Extract the full listing verbatim and drop any pictures from your copy.

::::::::

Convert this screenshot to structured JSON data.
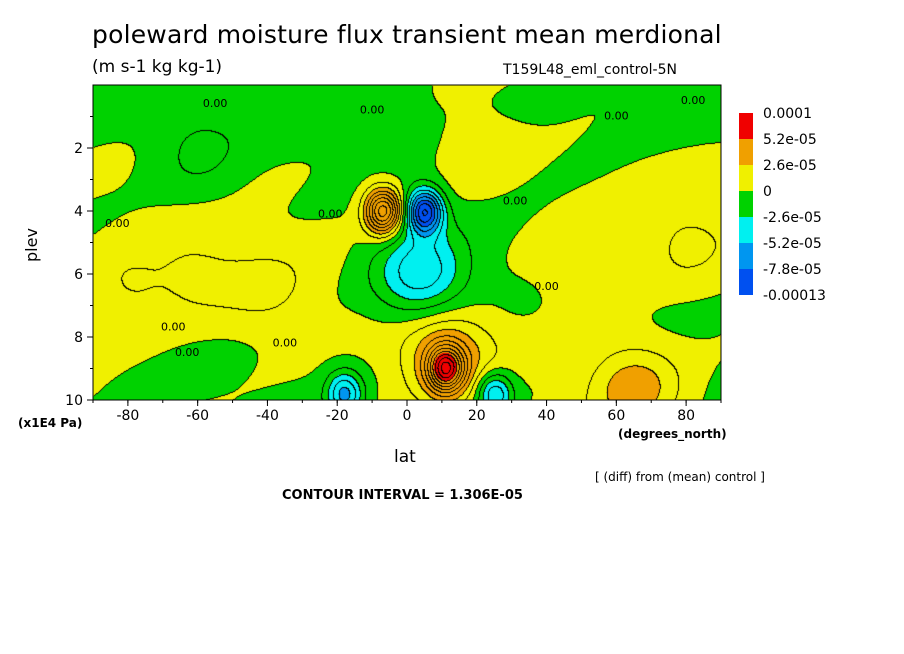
{
  "chart_data": {
    "type": "heatmap",
    "title": "poleward moisture flux transient mean merdional",
    "units": "(m s-1 kg kg-1)",
    "run_name": "T159L48_eml_control-5N",
    "xlabel": "lat",
    "xunits": "(degrees_north)",
    "ylabel": "plev",
    "yunits": "(x1E4 Pa)",
    "xlim": [
      -90,
      90
    ],
    "ylim": [
      10,
      0
    ],
    "x_ticks": [
      "-80",
      "-60",
      "-40",
      "-20",
      "0",
      "20",
      "40",
      "60",
      "80"
    ],
    "y_ticks": [
      "2",
      "4",
      "6",
      "8",
      "10"
    ],
    "legend": {
      "placement": "right",
      "levels": [
        "0.0001",
        "5.2e-05",
        "2.6e-05",
        "0",
        "-2.6e-05",
        "-5.2e-05",
        "-7.8e-05",
        "-0.00013"
      ],
      "colors": [
        "#f00000",
        "#f0a000",
        "#f0f000",
        "#00d200",
        "#00f0f0",
        "#0096f0",
        "#0050f0"
      ]
    },
    "contour_labels": [
      "0.00",
      "0.00",
      "0.00",
      "0.00",
      "0.00",
      "0.00",
      "0.00",
      "0.00",
      "0.00",
      "0.00",
      "0.00"
    ],
    "features": [
      {
        "lat": -7,
        "plev": 4.0,
        "value": 0.0001
      },
      {
        "lat": 5,
        "plev": 4.0,
        "value": -0.0001
      },
      {
        "lat": 4,
        "plev": 6.0,
        "value": -5e-05
      },
      {
        "lat": 11,
        "plev": 9.0,
        "value": 0.0001
      },
      {
        "lat": 11,
        "plev": 8.5,
        "value": 4e-05
      },
      {
        "lat": -18,
        "plev": 9.8,
        "value": -5.5e-05
      },
      {
        "lat": 25,
        "plev": 9.8,
        "value": -5.5e-05
      },
      {
        "lat": 65,
        "plev": 9.6,
        "value": 3.5e-05
      },
      {
        "lat": -80,
        "plev": 6.5,
        "value": 1.5e-05
      },
      {
        "lat": -60,
        "plev": 6.0,
        "value": 1.5e-05
      },
      {
        "lat": -40,
        "plev": 6.5,
        "value": 1.5e-05
      },
      {
        "lat": 50,
        "plev": 5.5,
        "value": 1.5e-05
      },
      {
        "lat": 80,
        "plev": 5.0,
        "value": 1.5e-05
      },
      {
        "lat": -60,
        "plev": 2.2,
        "value": -1.5e-05
      },
      {
        "lat": 20,
        "plev": 2.0,
        "value": 1.2e-05
      }
    ],
    "grid": false
  },
  "diff_note": "[ (diff) from (mean) control ]",
  "contour_interval": "CONTOUR INTERVAL = 1.306E-05"
}
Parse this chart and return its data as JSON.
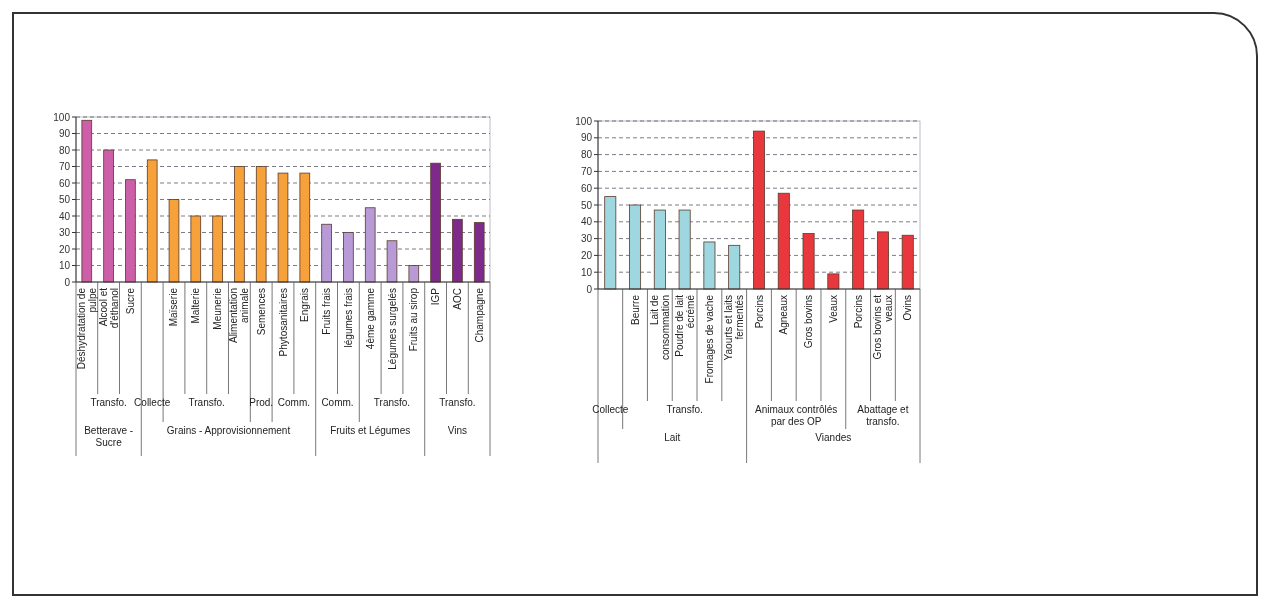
{
  "chart_data": [
    {
      "type": "bar",
      "categories": [
        "Déshydratation de pulpe",
        "Alcool et d'éthanol",
        "Sucre",
        null,
        "Maïserie",
        "Malterie",
        "Meunerie",
        "Alimentation animale",
        "Semences",
        "Phytosanitaires",
        "Engrais",
        "Fruits frais",
        "légumes frais",
        "4ème gamme",
        "Légumes surgelés",
        "Fruits au sirop",
        "IGP",
        "AOC",
        "Champagne"
      ],
      "values": [
        98,
        80,
        62,
        74,
        50,
        40,
        40,
        70,
        70,
        66,
        66,
        35,
        30,
        45,
        25,
        10,
        72,
        38,
        36
      ],
      "colors": [
        "#cc5fa8",
        "#cc5fa8",
        "#cc5fa8",
        "#f7a13a",
        "#f7a13a",
        "#f7a13a",
        "#f7a13a",
        "#f7a13a",
        "#f7a13a",
        "#f7a13a",
        "#f7a13a",
        "#b79ad6",
        "#b79ad6",
        "#b79ad6",
        "#b79ad6",
        "#b79ad6",
        "#7d2a8c",
        "#7d2a8c",
        "#7d2a8c"
      ],
      "ylim": [
        0,
        100
      ],
      "yticks": [
        0,
        10,
        20,
        30,
        40,
        50,
        60,
        70,
        80,
        90,
        100
      ],
      "grid": "y",
      "annotations": [
        "Transfo.",
        "Collecte",
        "Transfo.",
        "Prod.",
        "Comm.",
        "Comm.",
        "Transfo.",
        "Transfo.",
        "Betterave - Sucre",
        "Grains - Approvisionnement",
        "Fruits et Légumes",
        "Vins"
      ]
    },
    {
      "type": "bar",
      "categories": [
        null,
        "Beurre",
        "Lait de consommation",
        "Poudre de lait écrémé",
        "Fromages de vache",
        "Yaourts et laits fermentés",
        "Porcins",
        "Agneaux",
        "Gros bovins",
        "Veaux",
        "Porcins",
        "Gros bovins et veaux",
        "Ovins"
      ],
      "values": [
        55,
        50,
        47,
        47,
        28,
        26,
        94,
        57,
        33,
        9,
        47,
        34,
        32
      ],
      "colors": [
        "#9fd7e0",
        "#9fd7e0",
        "#9fd7e0",
        "#9fd7e0",
        "#9fd7e0",
        "#9fd7e0",
        "#e8383d",
        "#e8383d",
        "#e8383d",
        "#e8383d",
        "#e8383d",
        "#e8383d",
        "#e8383d"
      ],
      "ylim": [
        0,
        100
      ],
      "yticks": [
        0,
        10,
        20,
        30,
        40,
        50,
        60,
        70,
        80,
        90,
        100
      ],
      "grid": "y",
      "annotations": [
        "Collecte",
        "Transfo.",
        "Animaux contrôlés par des OP",
        "Abattage et transfo.",
        "Lait",
        "Viandes"
      ]
    }
  ]
}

::::::::

Output for this task:
Convert this screenshot to structured JSON data.
{
  "chart_data": {
    "type": "heatmap",
    "title": "poleward moisture flux transient mean merdional",
    "units": "(m s-1 kg kg-1)",
    "run_name": "T159L48_eml_control-5N",
    "xlabel": "lat",
    "xunits": "(degrees_north)",
    "ylabel": "plev",
    "yunits": "(x1E4 Pa)",
    "xlim": [
      -90,
      90
    ],
    "ylim": [
      10,
      0
    ],
    "x_ticks": [
      "-80",
      "-60",
      "-40",
      "-20",
      "0",
      "20",
      "40",
      "60",
      "80"
    ],
    "y_ticks": [
      "2",
      "4",
      "6",
      "8",
      "10"
    ],
    "legend": {
      "placement": "right",
      "levels": [
        "0.0001",
        "5.2e-05",
        "2.6e-05",
        "0",
        "-2.6e-05",
        "-5.2e-05",
        "-7.8e-05",
        "-0.00013"
      ],
      "colors": [
        "#f00000",
        "#f0a000",
        "#f0f000",
        "#00d200",
        "#00f0f0",
        "#0096f0",
        "#0050f0"
      ]
    },
    "contour_labels": [
      "0.00",
      "0.00",
      "0.00",
      "0.00",
      "0.00",
      "0.00",
      "0.00",
      "0.00",
      "0.00",
      "0.00",
      "0.00"
    ],
    "features": [
      {
        "lat": -7,
        "plev": 4.0,
        "value": 0.0001
      },
      {
        "lat": 5,
        "plev": 4.0,
        "value": -0.0001
      },
      {
        "lat": 4,
        "plev": 6.0,
        "value": -5e-05
      },
      {
        "lat": 11,
        "plev": 9.0,
        "value": 0.0001
      },
      {
        "lat": 11,
        "plev": 8.5,
        "value": 4e-05
      },
      {
        "lat": -18,
        "plev": 9.8,
        "value": -5.5e-05
      },
      {
        "lat": 25,
        "plev": 9.8,
        "value": -5.5e-05
      },
      {
        "lat": 65,
        "plev": 9.6,
        "value": 3.5e-05
      },
      {
        "lat": -80,
        "plev": 6.5,
        "value": 1.5e-05
      },
      {
        "lat": -60,
        "plev": 6.0,
        "value": 1.5e-05
      },
      {
        "lat": -40,
        "plev": 6.5,
        "value": 1.5e-05
      },
      {
        "lat": 50,
        "plev": 5.5,
        "value": 1.5e-05
      },
      {
        "lat": 80,
        "plev": 5.0,
        "value": 1.5e-05
      },
      {
        "lat": -60,
        "plev": 2.2,
        "value": -1.5e-05
      },
      {
        "lat": 20,
        "plev": 2.0,
        "value": 1.2e-05
      }
    ],
    "grid": false
  },
  "diff_note": "[ (diff) from (mean) control ]",
  "contour_interval": "CONTOUR INTERVAL = 1.306E-05"
}
Parse this chart and return its data as JSON.
{
  "chart_data": [
    {
      "type": "bar",
      "categories": [
        "Déshydratation de pulpe",
        "Alcool et d'éthanol",
        "Sucre",
        null,
        "Maïserie",
        "Malterie",
        "Meunerie",
        "Alimentation animale",
        "Semences",
        "Phytosanitaires",
        "Engrais",
        "Fruits frais",
        "légumes frais",
        "4ème gamme",
        "Légumes surgelés",
        "Fruits au sirop",
        "IGP",
        "AOC",
        "Champagne"
      ],
      "values": [
        98,
        80,
        62,
        74,
        50,
        40,
        40,
        70,
        70,
        66,
        66,
        35,
        30,
        45,
        25,
        10,
        72,
        38,
        36
      ],
      "colors": [
        "#cc5fa8",
        "#cc5fa8",
        "#cc5fa8",
        "#f7a13a",
        "#f7a13a",
        "#f7a13a",
        "#f7a13a",
        "#f7a13a",
        "#f7a13a",
        "#f7a13a",
        "#f7a13a",
        "#b79ad6",
        "#b79ad6",
        "#b79ad6",
        "#b79ad6",
        "#b79ad6",
        "#7d2a8c",
        "#7d2a8c",
        "#7d2a8c"
      ],
      "ylim": [
        0,
        100
      ],
      "yticks": [
        0,
        10,
        20,
        30,
        40,
        50,
        60,
        70,
        80,
        90,
        100
      ],
      "grid": "y",
      "annotations": [
        "Transfo.",
        "Collecte",
        "Transfo.",
        "Prod.",
        "Comm.",
        "Comm.",
        "Transfo.",
        "Transfo.",
        "Betterave - Sucre",
        "Grains - Approvisionnement",
        "Fruits et Légumes",
        "Vins"
      ]
    },
    {
      "type": "bar",
      "categories": [
        null,
        "Beurre",
        "Lait de consommation",
        "Poudre de lait écrémé",
        "Fromages de vache",
        "Yaourts et laits fermentés",
        "Porcins",
        "Agneaux",
        "Gros bovins",
        "Veaux",
        "Porcins",
        "Gros bovins et veaux",
        "Ovins"
      ],
      "values": [
        55,
        50,
        47,
        47,
        28,
        26,
        94,
        57,
        33,
        9,
        47,
        34,
        32
      ],
      "colors": [
        "#9fd7e0",
        "#9fd7e0",
        "#9fd7e0",
        "#9fd7e0",
        "#9fd7e0",
        "#9fd7e0",
        "#e8383d",
        "#e8383d",
        "#e8383d",
        "#e8383d",
        "#e8383d",
        "#e8383d",
        "#e8383d"
      ],
      "ylim": [
        0,
        100
      ],
      "yticks": [
        0,
        10,
        20,
        30,
        40,
        50,
        60,
        70,
        80,
        90,
        100
      ],
      "grid": "y",
      "annotations": [
        "Collecte",
        "Transfo.",
        "Animaux contrôlés par des OP",
        "Abattage et transfo.",
        "Lait",
        "Viandes"
      ]
    }
  ]
}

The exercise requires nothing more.